▶ _TASK TO COMPLETE_: Extract every line starting at the line that contains "Type out the text in this image." and ending with the final line of the data, inclusive; give only those lines, word for word.

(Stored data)
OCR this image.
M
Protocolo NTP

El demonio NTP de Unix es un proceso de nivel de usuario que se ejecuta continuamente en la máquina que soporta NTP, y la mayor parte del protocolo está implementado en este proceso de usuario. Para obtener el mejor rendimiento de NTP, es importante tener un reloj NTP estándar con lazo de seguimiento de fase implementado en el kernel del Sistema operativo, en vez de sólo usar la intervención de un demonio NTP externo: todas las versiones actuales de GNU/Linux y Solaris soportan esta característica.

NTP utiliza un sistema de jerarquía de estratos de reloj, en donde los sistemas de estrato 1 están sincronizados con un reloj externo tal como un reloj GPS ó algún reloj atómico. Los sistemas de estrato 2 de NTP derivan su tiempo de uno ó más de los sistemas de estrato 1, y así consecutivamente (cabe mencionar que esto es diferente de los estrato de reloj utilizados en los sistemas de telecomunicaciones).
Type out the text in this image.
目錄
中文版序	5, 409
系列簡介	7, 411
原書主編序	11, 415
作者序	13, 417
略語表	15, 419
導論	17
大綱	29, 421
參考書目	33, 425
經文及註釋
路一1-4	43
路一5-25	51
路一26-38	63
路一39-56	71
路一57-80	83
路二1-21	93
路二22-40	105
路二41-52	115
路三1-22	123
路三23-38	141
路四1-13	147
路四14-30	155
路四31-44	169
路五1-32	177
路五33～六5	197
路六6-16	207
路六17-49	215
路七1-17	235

▶ _OUTPUT FOR THIS TASK_:
Type out the text in this image.
目錄
中文版序	5, 409
系列簡介	7, 411
原書主編序	11, 415
作者序	13, 417
略語表	15, 419
導論	17
大綱	29, 421
參考書目	33, 425
經文及註釋
路一1-4	43
路一5-25	51
路一26-38	63
路一39-56	71
路一57-80	83
路二1-21	93
路二22-40	105
路二41-52	115
路三1-22	123
路三23-38	141
路四1-13	147
路四14-30	155
路四31-44	169
路五1-32	177
路五33～六5	197
路六6-16	207
路六17-49	215
路七1-17	235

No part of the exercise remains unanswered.